Show all lines that include the string "savings"; copy each one.
— begin Exercise materials —
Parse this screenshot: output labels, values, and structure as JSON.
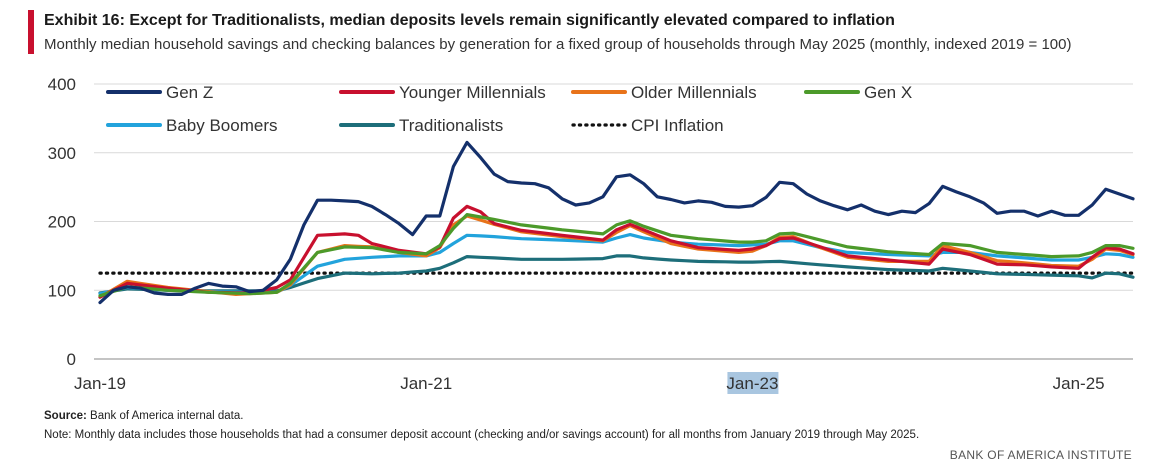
{
  "header": {
    "title": "Exhibit 16: Except for Traditionalists, median deposits levels remain significantly elevated compared to inflation",
    "subtitle": "Monthly median household savings and checking balances by generation for a fixed group of households through May 2025 (monthly, indexed 2019 = 100)",
    "accent_color": "#c8102e"
  },
  "chart_data": {
    "type": "line",
    "title": "Exhibit 16: Except for Traditionalists, median deposits levels remain significantly elevated compared to inflation",
    "xlabel": "",
    "ylabel": "",
    "ylim": [
      0,
      400
    ],
    "yticks": [
      0,
      100,
      200,
      300,
      400
    ],
    "grid": true,
    "legend_position": "top",
    "x_start": "2019-01",
    "x_end": "2025-05",
    "n_months": 77,
    "xtick_labels": [
      {
        "label": "Jan-19",
        "month_index": 0
      },
      {
        "label": "Jan-21",
        "month_index": 24
      },
      {
        "label": "Jan-23",
        "month_index": 48,
        "highlighted": true
      },
      {
        "label": "Jan-25",
        "month_index": 72
      }
    ],
    "series": [
      {
        "name": "Gen Z",
        "color": "#14306b",
        "style": "solid",
        "keyframes": [
          [
            0,
            82
          ],
          [
            1,
            100
          ],
          [
            2,
            105
          ],
          [
            3,
            103
          ],
          [
            4,
            96
          ],
          [
            5,
            94
          ],
          [
            6,
            94
          ],
          [
            7,
            103
          ],
          [
            8,
            110
          ],
          [
            9,
            106
          ],
          [
            10,
            105
          ],
          [
            11,
            98
          ],
          [
            12,
            100
          ],
          [
            13,
            115
          ],
          [
            14,
            145
          ],
          [
            15,
            195
          ],
          [
            16,
            231
          ],
          [
            17,
            231
          ],
          [
            18,
            230
          ],
          [
            19,
            229
          ],
          [
            20,
            222
          ],
          [
            21,
            210
          ],
          [
            22,
            197
          ],
          [
            23,
            181
          ],
          [
            24,
            208
          ],
          [
            25,
            208
          ],
          [
            26,
            280
          ],
          [
            27,
            315
          ],
          [
            28,
            293
          ],
          [
            29,
            269
          ],
          [
            30,
            258
          ],
          [
            31,
            256
          ],
          [
            32,
            255
          ],
          [
            33,
            249
          ],
          [
            34,
            233
          ],
          [
            35,
            224
          ],
          [
            36,
            227
          ],
          [
            37,
            236
          ],
          [
            38,
            265
          ],
          [
            39,
            268
          ],
          [
            40,
            255
          ],
          [
            41,
            236
          ],
          [
            42,
            232
          ],
          [
            43,
            227
          ],
          [
            44,
            230
          ],
          [
            45,
            228
          ],
          [
            46,
            222
          ],
          [
            47,
            221
          ],
          [
            48,
            223
          ],
          [
            49,
            235
          ],
          [
            50,
            257
          ],
          [
            51,
            255
          ],
          [
            52,
            240
          ],
          [
            53,
            230
          ],
          [
            54,
            223
          ],
          [
            55,
            217
          ],
          [
            56,
            224
          ],
          [
            57,
            215
          ],
          [
            58,
            210
          ],
          [
            59,
            215
          ],
          [
            60,
            213
          ],
          [
            61,
            226
          ],
          [
            62,
            251
          ],
          [
            63,
            243
          ],
          [
            64,
            236
          ],
          [
            65,
            227
          ],
          [
            66,
            212
          ],
          [
            67,
            215
          ],
          [
            68,
            215
          ],
          [
            69,
            208
          ],
          [
            70,
            215
          ],
          [
            71,
            209
          ],
          [
            72,
            209
          ],
          [
            73,
            224
          ],
          [
            74,
            247
          ],
          [
            75,
            240
          ],
          [
            76,
            233
          ]
        ]
      },
      {
        "name": "Younger Millennials",
        "color": "#c8102e",
        "style": "solid",
        "keyframes": [
          [
            0,
            90
          ],
          [
            2,
            110
          ],
          [
            5,
            103
          ],
          [
            8,
            97
          ],
          [
            11,
            96
          ],
          [
            13,
            104
          ],
          [
            14,
            115
          ],
          [
            16,
            180
          ],
          [
            18,
            182
          ],
          [
            19,
            180
          ],
          [
            20,
            168
          ],
          [
            22,
            158
          ],
          [
            24,
            153
          ],
          [
            25,
            163
          ],
          [
            26,
            205
          ],
          [
            27,
            222
          ],
          [
            28,
            214
          ],
          [
            29,
            197
          ],
          [
            31,
            187
          ],
          [
            34,
            180
          ],
          [
            37,
            173
          ],
          [
            38,
            188
          ],
          [
            39,
            196
          ],
          [
            40,
            188
          ],
          [
            42,
            172
          ],
          [
            44,
            162
          ],
          [
            47,
            158
          ],
          [
            48,
            160
          ],
          [
            49,
            165
          ],
          [
            50,
            175
          ],
          [
            51,
            176
          ],
          [
            53,
            163
          ],
          [
            55,
            150
          ],
          [
            58,
            144
          ],
          [
            61,
            138
          ],
          [
            62,
            160
          ],
          [
            64,
            152
          ],
          [
            66,
            138
          ],
          [
            68,
            137
          ],
          [
            70,
            134
          ],
          [
            72,
            132
          ],
          [
            73,
            148
          ],
          [
            74,
            162
          ],
          [
            75,
            160
          ],
          [
            76,
            153
          ]
        ]
      },
      {
        "name": "Older Millennials",
        "color": "#e8731a",
        "style": "solid",
        "keyframes": [
          [
            0,
            90
          ],
          [
            2,
            113
          ],
          [
            5,
            104
          ],
          [
            8,
            98
          ],
          [
            10,
            94
          ],
          [
            13,
            97
          ],
          [
            14,
            108
          ],
          [
            16,
            155
          ],
          [
            18,
            165
          ],
          [
            20,
            163
          ],
          [
            22,
            155
          ],
          [
            24,
            150
          ],
          [
            25,
            162
          ],
          [
            26,
            195
          ],
          [
            27,
            208
          ],
          [
            29,
            196
          ],
          [
            31,
            185
          ],
          [
            34,
            178
          ],
          [
            37,
            172
          ],
          [
            38,
            184
          ],
          [
            39,
            194
          ],
          [
            40,
            185
          ],
          [
            42,
            168
          ],
          [
            44,
            160
          ],
          [
            47,
            155
          ],
          [
            48,
            157
          ],
          [
            49,
            165
          ],
          [
            50,
            177
          ],
          [
            51,
            178
          ],
          [
            53,
            162
          ],
          [
            55,
            148
          ],
          [
            58,
            142
          ],
          [
            61,
            142
          ],
          [
            62,
            165
          ],
          [
            64,
            155
          ],
          [
            66,
            143
          ],
          [
            68,
            140
          ],
          [
            70,
            136
          ],
          [
            72,
            135
          ],
          [
            73,
            145
          ],
          [
            74,
            160
          ],
          [
            75,
            158
          ],
          [
            76,
            152
          ]
        ]
      },
      {
        "name": "Gen X",
        "color": "#4c9a2a",
        "style": "solid",
        "keyframes": [
          [
            0,
            92
          ],
          [
            2,
            105
          ],
          [
            5,
            100
          ],
          [
            8,
            97
          ],
          [
            11,
            95
          ],
          [
            13,
            97
          ],
          [
            14,
            110
          ],
          [
            16,
            155
          ],
          [
            18,
            163
          ],
          [
            20,
            162
          ],
          [
            22,
            155
          ],
          [
            24,
            153
          ],
          [
            25,
            165
          ],
          [
            26,
            190
          ],
          [
            27,
            210
          ],
          [
            29,
            203
          ],
          [
            31,
            195
          ],
          [
            34,
            188
          ],
          [
            37,
            182
          ],
          [
            38,
            195
          ],
          [
            39,
            201
          ],
          [
            40,
            193
          ],
          [
            42,
            180
          ],
          [
            44,
            175
          ],
          [
            47,
            170
          ],
          [
            48,
            170
          ],
          [
            49,
            172
          ],
          [
            50,
            182
          ],
          [
            51,
            183
          ],
          [
            53,
            173
          ],
          [
            55,
            163
          ],
          [
            58,
            156
          ],
          [
            61,
            152
          ],
          [
            62,
            168
          ],
          [
            64,
            165
          ],
          [
            66,
            155
          ],
          [
            68,
            152
          ],
          [
            70,
            149
          ],
          [
            72,
            150
          ],
          [
            73,
            155
          ],
          [
            74,
            165
          ],
          [
            75,
            165
          ],
          [
            76,
            161
          ]
        ]
      },
      {
        "name": "Baby Boomers",
        "color": "#22a3dc",
        "style": "solid",
        "keyframes": [
          [
            0,
            95
          ],
          [
            2,
            104
          ],
          [
            5,
            100
          ],
          [
            8,
            98
          ],
          [
            11,
            97
          ],
          [
            13,
            97
          ],
          [
            14,
            107
          ],
          [
            16,
            135
          ],
          [
            18,
            145
          ],
          [
            20,
            148
          ],
          [
            22,
            150
          ],
          [
            24,
            150
          ],
          [
            25,
            155
          ],
          [
            26,
            168
          ],
          [
            27,
            180
          ],
          [
            29,
            178
          ],
          [
            31,
            175
          ],
          [
            34,
            173
          ],
          [
            37,
            170
          ],
          [
            38,
            176
          ],
          [
            39,
            181
          ],
          [
            40,
            176
          ],
          [
            42,
            170
          ],
          [
            44,
            167
          ],
          [
            47,
            165
          ],
          [
            48,
            166
          ],
          [
            49,
            167
          ],
          [
            50,
            172
          ],
          [
            51,
            172
          ],
          [
            53,
            162
          ],
          [
            55,
            155
          ],
          [
            58,
            152
          ],
          [
            61,
            150
          ],
          [
            62,
            155
          ],
          [
            64,
            155
          ],
          [
            66,
            150
          ],
          [
            68,
            147
          ],
          [
            70,
            144
          ],
          [
            72,
            144
          ],
          [
            73,
            148
          ],
          [
            74,
            153
          ],
          [
            75,
            152
          ],
          [
            76,
            148
          ]
        ]
      },
      {
        "name": "Traditionalists",
        "color": "#1d6e7a",
        "style": "solid",
        "keyframes": [
          [
            0,
            96
          ],
          [
            2,
            102
          ],
          [
            5,
            100
          ],
          [
            8,
            99
          ],
          [
            11,
            99
          ],
          [
            13,
            99
          ],
          [
            14,
            104
          ],
          [
            16,
            117
          ],
          [
            18,
            125
          ],
          [
            20,
            124
          ],
          [
            22,
            125
          ],
          [
            24,
            128
          ],
          [
            25,
            132
          ],
          [
            26,
            140
          ],
          [
            27,
            149
          ],
          [
            29,
            147
          ],
          [
            31,
            145
          ],
          [
            34,
            145
          ],
          [
            37,
            146
          ],
          [
            38,
            150
          ],
          [
            39,
            150
          ],
          [
            40,
            147
          ],
          [
            42,
            144
          ],
          [
            44,
            142
          ],
          [
            47,
            141
          ],
          [
            48,
            141
          ],
          [
            50,
            142
          ],
          [
            53,
            137
          ],
          [
            55,
            134
          ],
          [
            58,
            130
          ],
          [
            61,
            128
          ],
          [
            62,
            132
          ],
          [
            64,
            128
          ],
          [
            66,
            124
          ],
          [
            68,
            123
          ],
          [
            70,
            122
          ],
          [
            72,
            121
          ],
          [
            73,
            118
          ],
          [
            74,
            125
          ],
          [
            75,
            124
          ],
          [
            76,
            119
          ]
        ]
      },
      {
        "name": "CPI Inflation",
        "color": "#111111",
        "style": "dotted",
        "keyframes": [
          [
            0,
            125
          ],
          [
            76,
            125
          ]
        ]
      }
    ]
  },
  "footer": {
    "source_label": "Source:",
    "source_text": "Bank of America internal data.",
    "note": "Note: Monthly data includes those households that had a consumer deposit account (checking and/or savings account) for all months from January 2019 through May 2025.",
    "brand": "BANK OF AMERICA INSTITUTE"
  }
}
— end Exercise materials —
→ **Reply to the task**
    "subtitle": "Monthly median household savings and checking balances by generation for a fixed group of households through May 2025 (monthly, indexed 2019 = 100)",
    "note": "Note: Monthly data includes those households that had a consumer deposit account (checking and/or savings account) for all months from January 2019 through May 2025.",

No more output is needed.